Your task is to repeat the entries exactly. Leave the pictures out.
=== RECORDS ===
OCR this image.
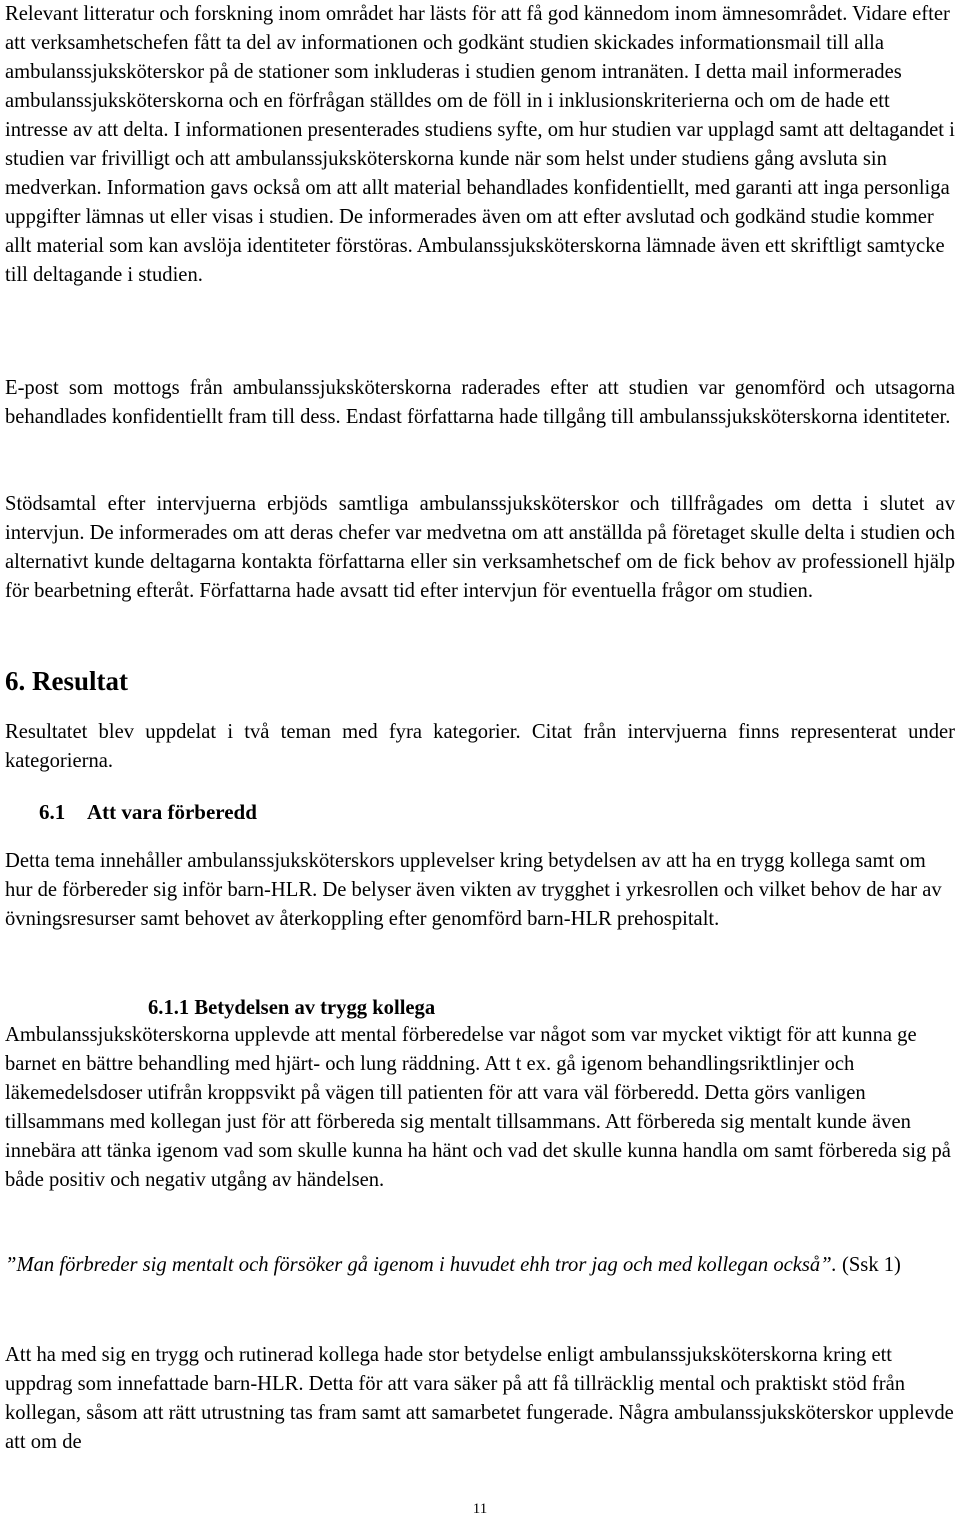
Relevant litteratur och forskning inom området har lästs för att få god kännedom inom ämnesområdet. Vidare efter att verksamhetschefen fått ta del av informationen och godkänt studien skickades informationsmail till alla ambulanssjuksköterskor på de stationer som inkluderas i studien genom intranäten. I detta mail informerades ambulanssjuksköterskorna och en förfrågan ställdes om de föll in i inklusionskriterierna och om de hade ett intresse av att delta. I informationen presenterades studiens syfte, om hur studien var upplagd samt att deltagandet i studien var frivilligt och att ambulanssjuksköterskorna kunde när som helst under studiens gång avsluta sin medverkan. Information gavs också om att allt material behandlades konfidentiellt, med garanti att inga personliga uppgifter lämnas ut eller visas i studien. De informerades även om att efter avslutad och godkänd studie kommer allt material som kan avslöja identiteter förstöras. Ambulanssjuksköterskorna lämnade även ett skriftligt samtycke till deltagande i studien.

E-post som mottogs från ambulanssjuksköterskorna raderades efter att studien var genomförd och utsagorna behandlades konfidentiellt fram till dess. Endast författarna hade tillgång till ambulanssjuksköterskorna identiteter.

Stödsamtal efter intervjuerna erbjöds samtliga ambulanssjuksköterskor och tillfrågades om detta i slutet av intervjun. De informerades om att deras chefer var medvetna om att anställda på företaget skulle delta i studien och alternativt kunde deltagarna kontakta författarna eller sin verksamhetschef om de fick behov av professionell hjälp för bearbetning efteråt. Författarna hade avsatt tid efter intervjun för eventuella frågor om studien.

6. Resultat

Resultatet blev uppdelat i två teman med fyra kategorier. Citat från intervjuerna finns representerat under kategorierna.

6.1 Att vara förberedd

Detta tema innehåller ambulanssjuksköterskors upplevelser kring betydelsen av att ha en trygg kollega samt om hur de förbereder sig inför barn-HLR. De belyser även vikten av trygghet i yrkesrollen och vilket behov de har av övningsresurser samt behovet av återkoppling efter genomförd barn-HLR prehospitalt.

6.1.1 Betydelsen av trygg kollega

Ambulanssjuksköterskorna upplevde att mental förberedelse var något som var mycket viktigt för att kunna ge barnet en bättre behandling med hjärt- och lung räddning. Att t ex. gå igenom behandlingsriktlinjer och läkemedelsdoser utifrån kroppsvikt på vägen till patienten för att vara väl förberedd. Detta görs vanligen tillsammans med kollegan just för att förbereda sig mentalt tillsammans. Att förbereda sig mentalt kunde även innebära att tänka igenom vad som skulle kunna ha hänt och vad det skulle kunna handla om samt förbereda sig på både positiv och negativ utgång av händelsen.

”Man förbreder sig mentalt och försöker gå igenom i huvudet ehh tror jag och med kollegan också”. (Ssk 1)

Att ha med sig en trygg och rutinerad kollega hade stor betydelse enligt ambulanssjuksköterskorna kring ett uppdrag som innefattade barn-HLR. Detta för att vara säker på att få tillräcklig mental och praktiskt stöd från kollegan, såsom att rätt utrustning tas fram samt att samarbetet fungerade. Några ambulanssjuksköterskor upplevde att om de

11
===
- **RESULT OF THIS TASK**:
OCR this image.
Relevant litteratur och forskning inom området har lästs för att få god kännedom inom ämnesområdet. Vidare efter att verksamhetschefen fått ta del av informationen och godkänt studien skickades informationsmail till alla ambulanssjuksköterskor på de stationer som inkluderas i studien genom intranäten. I detta mail informerades ambulanssjuksköterskorna och en förfrågan ställdes om de föll in i inklusionskriterierna och om de hade ett intresse av att delta. I informationen presenterades studiens syfte, om hur studien var upplagd samt att deltagandet i studien var frivilligt och att ambulanssjuksköterskorna kunde när som helst under studiens gång avsluta sin medverkan. Information gavs också om att allt material behandlades konfidentiellt, med garanti att inga personliga uppgifter lämnas ut eller visas i studien. De informerades även om att efter avslutad och godkänd studie kommer allt material som kan avslöja identiteter förstöras. Ambulanssjuksköterskorna lämnade även ett skriftligt samtycke till deltagande i studien.

E-post som mottogs från ambulanssjuksköterskorna raderades efter att studien var genomförd och utsagorna behandlades konfidentiellt fram till dess. Endast författarna hade tillgång till ambulanssjuksköterskorna identiteter.

Stödsamtal efter intervjuerna erbjöds samtliga ambulanssjuksköterskor och tillfrågades om detta i slutet av intervjun. De informerades om att deras chefer var medvetna om att anställda på företaget skulle delta i studien och alternativt kunde deltagarna kontakta författarna eller sin verksamhetschef om de fick behov av professionell hjälp för bearbetning efteråt. Författarna hade avsatt tid efter intervjun för eventuella frågor om studien.

6. Resultat

Resultatet blev uppdelat i två teman med fyra kategorier. Citat från intervjuerna finns representerat under kategorierna.

6.1 Att vara förberedd

Detta tema innehåller ambulanssjuksköterskors upplevelser kring betydelsen av att ha en trygg kollega samt om hur de förbereder sig inför barn-HLR. De belyser även vikten av trygghet i yrkesrollen och vilket behov de har av övningsresurser samt behovet av återkoppling efter genomförd barn-HLR prehospitalt.

6.1.1 Betydelsen av trygg kollega

Ambulanssjuksköterskorna upplevde att mental förberedelse var något som var mycket viktigt för att kunna ge barnet en bättre behandling med hjärt- och lung räddning. Att t ex. gå igenom behandlingsriktlinjer och läkemedelsdoser utifrån kroppsvikt på vägen till patienten för att vara väl förberedd. Detta görs vanligen tillsammans med kollegan just för att förbereda sig mentalt tillsammans. Att förbereda sig mentalt kunde även innebära att tänka igenom vad som skulle kunna ha hänt och vad det skulle kunna handla om samt förbereda sig på både positiv och negativ utgång av händelsen.

”Man förbreder sig mentalt och försöker gå igenom i huvudet ehh tror jag och med kollegan också”. (Ssk 1)

Att ha med sig en trygg och rutinerad kollega hade stor betydelse enligt ambulanssjuksköterskorna kring ett uppdrag som innefattade barn-HLR. Detta för att vara säker på att få tillräcklig mental och praktiskt stöd från kollegan, såsom att rätt utrustning tas fram samt att samarbetet fungerade. Några ambulanssjuksköterskor upplevde att om de

11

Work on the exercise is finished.